- [PROBLEM TO WORK ON] Among the entries below, find the lines with "plus" and copy them.
****
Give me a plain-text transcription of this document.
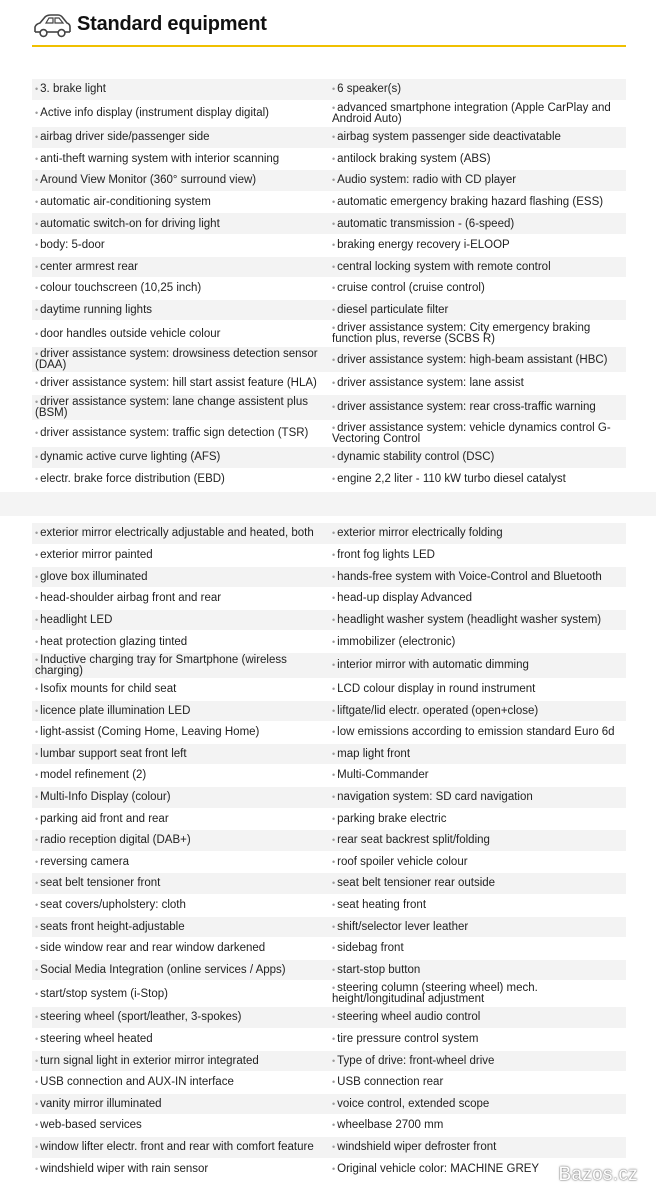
Standard equipment
• 3. brake light	• 6 speaker(s)
• Active info display (instrument display digital)	• advanced smartphone integration (Apple CarPlay and Android Auto)
• airbag driver side/passenger side	• airbag system passenger side deactivatable
• anti-theft warning system with interior scanning	• antilock braking system (ABS)
• Around View Monitor (360° surround view)	• Audio system: radio with CD player
• automatic air-conditioning system	• automatic emergency braking hazard flashing (ESS)
• automatic switch-on for driving light	• automatic transmission - (6-speed)
• body: 5-door	• braking energy recovery i-ELOOP
• center armrest rear	• central locking system with remote control
• colour touchscreen (10,25 inch)	• cruise control (cruise control)
• daytime running lights	• diesel particulate filter
• door handles outside vehicle colour	• driver assistance system: City emergency braking function plus, reverse (SCBS R)
• driver assistance system: drowsiness detection sensor (DAA)	• driver assistance system: high-beam assistant (HBC)
• driver assistance system: hill start assist feature (HLA)	• driver assistance system: lane assist
• driver assistance system: lane change assistent plus (BSM)	• driver assistance system: rear cross-traffic warning
• driver assistance system: traffic sign detection (TSR)	• driver assistance system: vehicle dynamics control G-Vectoring Control
• dynamic active curve lighting (AFS)	• dynamic stability control (DSC)
• electr. brake force distribution (EBD)	• engine 2,2 liter - 110 kW turbo diesel catalyst
• exterior mirror electrically adjustable and heated, both	• exterior mirror electrically folding
• exterior mirror painted	• front fog lights LED
• glove box illuminated	• hands-free system with Voice-Control and Bluetooth
• head-shoulder airbag front and rear	• head-up display Advanced
• headlight LED	• headlight washer system (headlight washer system)
• heat protection glazing tinted	• immobilizer (electronic)
• Inductive charging tray for Smartphone (wireless charging)	• interior mirror with automatic dimming
• Isofix mounts for child seat	• LCD colour display in round instrument
• licence plate illumination LED	• liftgate/lid electr. operated (open+close)
• light-assist (Coming Home, Leaving Home)	• low emissions according to emission standard Euro 6d
• lumbar support seat front left	• map light front
• model refinement (2)	• Multi-Commander
• Multi-Info Display (colour)	• navigation system: SD card navigation
• parking aid front and rear	• parking brake electric
• radio reception digital (DAB+)	• rear seat backrest split/folding
• reversing camera	• roof spoiler vehicle colour
• seat belt tensioner front	• seat belt tensioner rear outside
• seat covers/upholstery: cloth	• seat heating front
• seats front height-adjustable	• shift/selector lever leather
• side window rear and rear window darkened	• sidebag front
• Social Media Integration (online services / Apps)	• start-stop button
• start/stop system (i-Stop)	• steering column (steering wheel) mech. height/longitudinal adjustment
• steering wheel (sport/leather, 3-spokes)	• steering wheel audio control
• steering wheel heated	• tire pressure control system
• turn signal light in exterior mirror integrated	• Type of drive: front-wheel drive
• USB connection and AUX-IN interface	• USB connection rear
• vanity mirror illuminated	• voice control, extended scope
• web-based services	• wheelbase 2700 mm
• window lifter electr. front and rear with comfort feature	• windshield wiper defroster front
• windshield wiper with rain sensor	• Original vehicle color: MACHINE GREY Bazos.cz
****
- [TASK OUTPUT]
• door handles outside vehicle colour	• driver assistance system: City emergency braking function plus, reverse (SCBS R)
• driver assistance system: lane change assistent plus (BSM)	• driver assistance system: rear cross-traffic warning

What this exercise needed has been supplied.